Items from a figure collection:
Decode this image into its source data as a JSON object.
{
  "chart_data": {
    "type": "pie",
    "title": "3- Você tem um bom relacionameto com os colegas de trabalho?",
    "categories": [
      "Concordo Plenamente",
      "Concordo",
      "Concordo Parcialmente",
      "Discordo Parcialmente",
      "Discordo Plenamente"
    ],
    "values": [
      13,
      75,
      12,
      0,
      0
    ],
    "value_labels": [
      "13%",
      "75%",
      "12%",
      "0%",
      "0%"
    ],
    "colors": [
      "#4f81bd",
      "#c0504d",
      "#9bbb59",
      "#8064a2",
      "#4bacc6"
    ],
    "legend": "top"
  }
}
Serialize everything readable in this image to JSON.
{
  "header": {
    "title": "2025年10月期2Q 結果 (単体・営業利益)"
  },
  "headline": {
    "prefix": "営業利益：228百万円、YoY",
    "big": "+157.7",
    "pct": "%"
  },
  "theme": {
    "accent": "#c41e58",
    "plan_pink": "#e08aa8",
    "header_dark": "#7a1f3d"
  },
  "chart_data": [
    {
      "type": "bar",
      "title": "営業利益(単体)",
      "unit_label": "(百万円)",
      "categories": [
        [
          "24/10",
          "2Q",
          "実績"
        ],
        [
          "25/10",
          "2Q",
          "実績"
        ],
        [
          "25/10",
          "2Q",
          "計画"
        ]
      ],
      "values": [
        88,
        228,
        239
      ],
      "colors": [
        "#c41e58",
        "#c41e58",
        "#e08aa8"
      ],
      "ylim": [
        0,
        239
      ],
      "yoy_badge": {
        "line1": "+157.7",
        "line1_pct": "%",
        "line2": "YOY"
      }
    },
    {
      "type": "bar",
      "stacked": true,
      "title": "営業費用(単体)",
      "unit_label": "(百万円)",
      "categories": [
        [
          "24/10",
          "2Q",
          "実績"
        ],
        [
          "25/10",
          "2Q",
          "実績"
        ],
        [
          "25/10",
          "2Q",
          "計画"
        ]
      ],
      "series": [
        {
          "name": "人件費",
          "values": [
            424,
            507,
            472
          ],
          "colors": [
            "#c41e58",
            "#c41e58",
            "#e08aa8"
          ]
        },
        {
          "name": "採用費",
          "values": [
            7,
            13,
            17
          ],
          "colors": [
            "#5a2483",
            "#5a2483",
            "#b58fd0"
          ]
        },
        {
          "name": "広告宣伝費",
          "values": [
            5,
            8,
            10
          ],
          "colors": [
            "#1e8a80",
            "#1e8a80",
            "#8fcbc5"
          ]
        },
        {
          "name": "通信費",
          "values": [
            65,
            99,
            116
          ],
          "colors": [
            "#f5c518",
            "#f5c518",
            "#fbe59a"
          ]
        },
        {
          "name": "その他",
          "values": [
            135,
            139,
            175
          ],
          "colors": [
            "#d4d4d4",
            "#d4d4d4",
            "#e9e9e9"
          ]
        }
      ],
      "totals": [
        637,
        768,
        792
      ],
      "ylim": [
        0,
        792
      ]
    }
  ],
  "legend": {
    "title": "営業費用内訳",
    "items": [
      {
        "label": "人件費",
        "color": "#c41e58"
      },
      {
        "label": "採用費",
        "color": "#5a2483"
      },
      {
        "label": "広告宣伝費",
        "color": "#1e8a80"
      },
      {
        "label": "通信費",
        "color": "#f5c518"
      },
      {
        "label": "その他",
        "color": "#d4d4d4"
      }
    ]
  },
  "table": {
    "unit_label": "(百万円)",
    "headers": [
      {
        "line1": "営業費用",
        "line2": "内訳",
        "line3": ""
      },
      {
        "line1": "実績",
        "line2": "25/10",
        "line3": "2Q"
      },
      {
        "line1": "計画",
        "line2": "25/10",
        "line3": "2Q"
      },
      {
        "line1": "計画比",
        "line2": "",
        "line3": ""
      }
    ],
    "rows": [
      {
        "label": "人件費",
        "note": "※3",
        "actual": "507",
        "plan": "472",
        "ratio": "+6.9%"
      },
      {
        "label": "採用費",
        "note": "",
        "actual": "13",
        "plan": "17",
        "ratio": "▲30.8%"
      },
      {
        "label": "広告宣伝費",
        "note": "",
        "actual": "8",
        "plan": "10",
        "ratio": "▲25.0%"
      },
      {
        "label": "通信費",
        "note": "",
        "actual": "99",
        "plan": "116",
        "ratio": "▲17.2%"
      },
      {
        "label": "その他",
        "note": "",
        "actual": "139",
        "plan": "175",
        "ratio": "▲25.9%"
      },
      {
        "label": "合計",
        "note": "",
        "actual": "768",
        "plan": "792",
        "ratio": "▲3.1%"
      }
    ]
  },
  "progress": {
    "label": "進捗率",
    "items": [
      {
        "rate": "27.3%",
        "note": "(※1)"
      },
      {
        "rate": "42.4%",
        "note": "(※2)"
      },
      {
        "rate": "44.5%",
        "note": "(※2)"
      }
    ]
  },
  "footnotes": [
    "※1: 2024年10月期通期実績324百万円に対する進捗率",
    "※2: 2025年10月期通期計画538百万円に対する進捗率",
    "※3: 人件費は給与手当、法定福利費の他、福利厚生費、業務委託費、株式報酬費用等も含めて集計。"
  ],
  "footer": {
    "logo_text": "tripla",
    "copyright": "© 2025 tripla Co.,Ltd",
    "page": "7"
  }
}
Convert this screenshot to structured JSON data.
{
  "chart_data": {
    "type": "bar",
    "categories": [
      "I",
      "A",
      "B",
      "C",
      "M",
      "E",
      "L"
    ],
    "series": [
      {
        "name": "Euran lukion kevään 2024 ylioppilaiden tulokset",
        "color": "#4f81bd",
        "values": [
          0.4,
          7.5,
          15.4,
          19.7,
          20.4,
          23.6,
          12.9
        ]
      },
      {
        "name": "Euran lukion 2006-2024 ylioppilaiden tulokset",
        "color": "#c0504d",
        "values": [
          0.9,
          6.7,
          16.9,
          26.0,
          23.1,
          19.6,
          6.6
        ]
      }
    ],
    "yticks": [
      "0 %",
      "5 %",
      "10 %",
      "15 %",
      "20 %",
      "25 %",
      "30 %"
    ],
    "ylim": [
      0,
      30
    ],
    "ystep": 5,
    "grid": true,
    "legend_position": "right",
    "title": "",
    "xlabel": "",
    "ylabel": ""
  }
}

• [TASK GOAL]:
Reproduce every line above without error.

• [EXERCISE ANSWER]:
Decode this image into its source data as a JSON object.
{
  "chart_data": {
    "type": "pie",
    "title": "3- Você tem um bom relacionameto com os colegas de trabalho?",
    "categories": [
      "Concordo Plenamente",
      "Concordo",
      "Concordo Parcialmente",
      "Discordo Parcialmente",
      "Discordo Plenamente"
    ],
    "values": [
      13,
      75,
      12,
      0,
      0
    ],
    "value_labels": [
      "13%",
      "75%",
      "12%",
      "0%",
      "0%"
    ],
    "colors": [
      "#4f81bd",
      "#c0504d",
      "#9bbb59",
      "#8064a2",
      "#4bacc6"
    ],
    "legend": "top"
  }
}
Serialize everything readable in this image to JSON.
{
  "header": {
    "title": "2025年10月期2Q 結果 (単体・営業利益)"
  },
  "headline": {
    "prefix": "営業利益：228百万円、YoY",
    "big": "+157.7",
    "pct": "%"
  },
  "theme": {
    "accent": "#c41e58",
    "plan_pink": "#e08aa8",
    "header_dark": "#7a1f3d"
  },
  "chart_data": [
    {
      "type": "bar",
      "title": "営業利益(単体)",
      "unit_label": "(百万円)",
      "categories": [
        [
          "24/10",
          "2Q",
          "実績"
        ],
        [
          "25/10",
          "2Q",
          "実績"
        ],
        [
          "25/10",
          "2Q",
          "計画"
        ]
      ],
      "values": [
        88,
        228,
        239
      ],
      "colors": [
        "#c41e58",
        "#c41e58",
        "#e08aa8"
      ],
      "ylim": [
        0,
        239
      ],
      "yoy_badge": {
        "line1": "+157.7",
        "line1_pct": "%",
        "line2": "YOY"
      }
    },
    {
      "type": "bar",
      "stacked": true,
      "title": "営業費用(単体)",
      "unit_label": "(百万円)",
      "categories": [
        [
          "24/10",
          "2Q",
          "実績"
        ],
        [
          "25/10",
          "2Q",
          "実績"
        ],
        [
          "25/10",
          "2Q",
          "計画"
        ]
      ],
      "series": [
        {
          "name": "人件費",
          "values": [
            424,
            507,
            472
          ],
          "colors": [
            "#c41e58",
            "#c41e58",
            "#e08aa8"
          ]
        },
        {
          "name": "採用費",
          "values": [
            7,
            13,
            17
          ],
          "colors": [
            "#5a2483",
            "#5a2483",
            "#b58fd0"
          ]
        },
        {
          "name": "広告宣伝費",
          "values": [
            5,
            8,
            10
          ],
          "colors": [
            "#1e8a80",
            "#1e8a80",
            "#8fcbc5"
          ]
        },
        {
          "name": "通信費",
          "values": [
            65,
            99,
            116
          ],
          "colors": [
            "#f5c518",
            "#f5c518",
            "#fbe59a"
          ]
        },
        {
          "name": "その他",
          "values": [
            135,
            139,
            175
          ],
          "colors": [
            "#d4d4d4",
            "#d4d4d4",
            "#e9e9e9"
          ]
        }
      ],
      "totals": [
        637,
        768,
        792
      ],
      "ylim": [
        0,
        792
      ]
    }
  ],
  "legend": {
    "title": "営業費用内訳",
    "items": [
      {
        "label": "人件費",
        "color": "#c41e58"
      },
      {
        "label": "採用費",
        "color": "#5a2483"
      },
      {
        "label": "広告宣伝費",
        "color": "#1e8a80"
      },
      {
        "label": "通信費",
        "color": "#f5c518"
      },
      {
        "label": "その他",
        "color": "#d4d4d4"
      }
    ]
  },
  "table": {
    "unit_label": "(百万円)",
    "headers": [
      {
        "line1": "営業費用",
        "line2": "内訳",
        "line3": ""
      },
      {
        "line1": "実績",
        "line2": "25/10",
        "line3": "2Q"
      },
      {
        "line1": "計画",
        "line2": "25/10",
        "line3": "2Q"
      },
      {
        "line1": "計画比",
        "line2": "",
        "line3": ""
      }
    ],
    "rows": [
      {
        "label": "人件費",
        "note": "※3",
        "actual": "507",
        "plan": "472",
        "ratio": "+6.9%"
      },
      {
        "label": "採用費",
        "note": "",
        "actual": "13",
        "plan": "17",
        "ratio": "▲30.8%"
      },
      {
        "label": "広告宣伝費",
        "note": "",
        "actual": "8",
        "plan": "10",
        "ratio": "▲25.0%"
      },
      {
        "label": "通信費",
        "note": "",
        "actual": "99",
        "plan": "116",
        "ratio": "▲17.2%"
      },
      {
        "label": "その他",
        "note": "",
        "actual": "139",
        "plan": "175",
        "ratio": "▲25.9%"
      },
      {
        "label": "合計",
        "note": "",
        "actual": "768",
        "plan": "792",
        "ratio": "▲3.1%"
      }
    ]
  },
  "progress": {
    "label": "進捗率",
    "items": [
      {
        "rate": "27.3%",
        "note": "(※1)"
      },
      {
        "rate": "42.4%",
        "note": "(※2)"
      },
      {
        "rate": "44.5%",
        "note": "(※2)"
      }
    ]
  },
  "footnotes": [
    "※1: 2024年10月期通期実績324百万円に対する進捗率",
    "※2: 2025年10月期通期計画538百万円に対する進捗率",
    "※3: 人件費は給与手当、法定福利費の他、福利厚生費、業務委託費、株式報酬費用等も含めて集計。"
  ],
  "footer": {
    "logo_text": "tripla",
    "copyright": "© 2025 tripla Co.,Ltd",
    "page": "7"
  }
}
Convert this screenshot to structured JSON data.
{
  "chart_data": {
    "type": "bar",
    "categories": [
      "I",
      "A",
      "B",
      "C",
      "M",
      "E",
      "L"
    ],
    "series": [
      {
        "name": "Euran lukion kevään 2024 ylioppilaiden tulokset",
        "color": "#4f81bd",
        "values": [
          0.4,
          7.5,
          15.4,
          19.7,
          20.4,
          23.6,
          12.9
        ]
      },
      {
        "name": "Euran lukion 2006-2024 ylioppilaiden tulokset",
        "color": "#c0504d",
        "values": [
          0.9,
          6.7,
          16.9,
          26.0,
          23.1,
          19.6,
          6.6
        ]
      }
    ],
    "yticks": [
      "0 %",
      "5 %",
      "10 %",
      "15 %",
      "20 %",
      "25 %",
      "30 %"
    ],
    "ylim": [
      0,
      30
    ],
    "ystep": 5,
    "grid": true,
    "legend_position": "right",
    "title": "",
    "xlabel": "",
    "ylabel": ""
  }
}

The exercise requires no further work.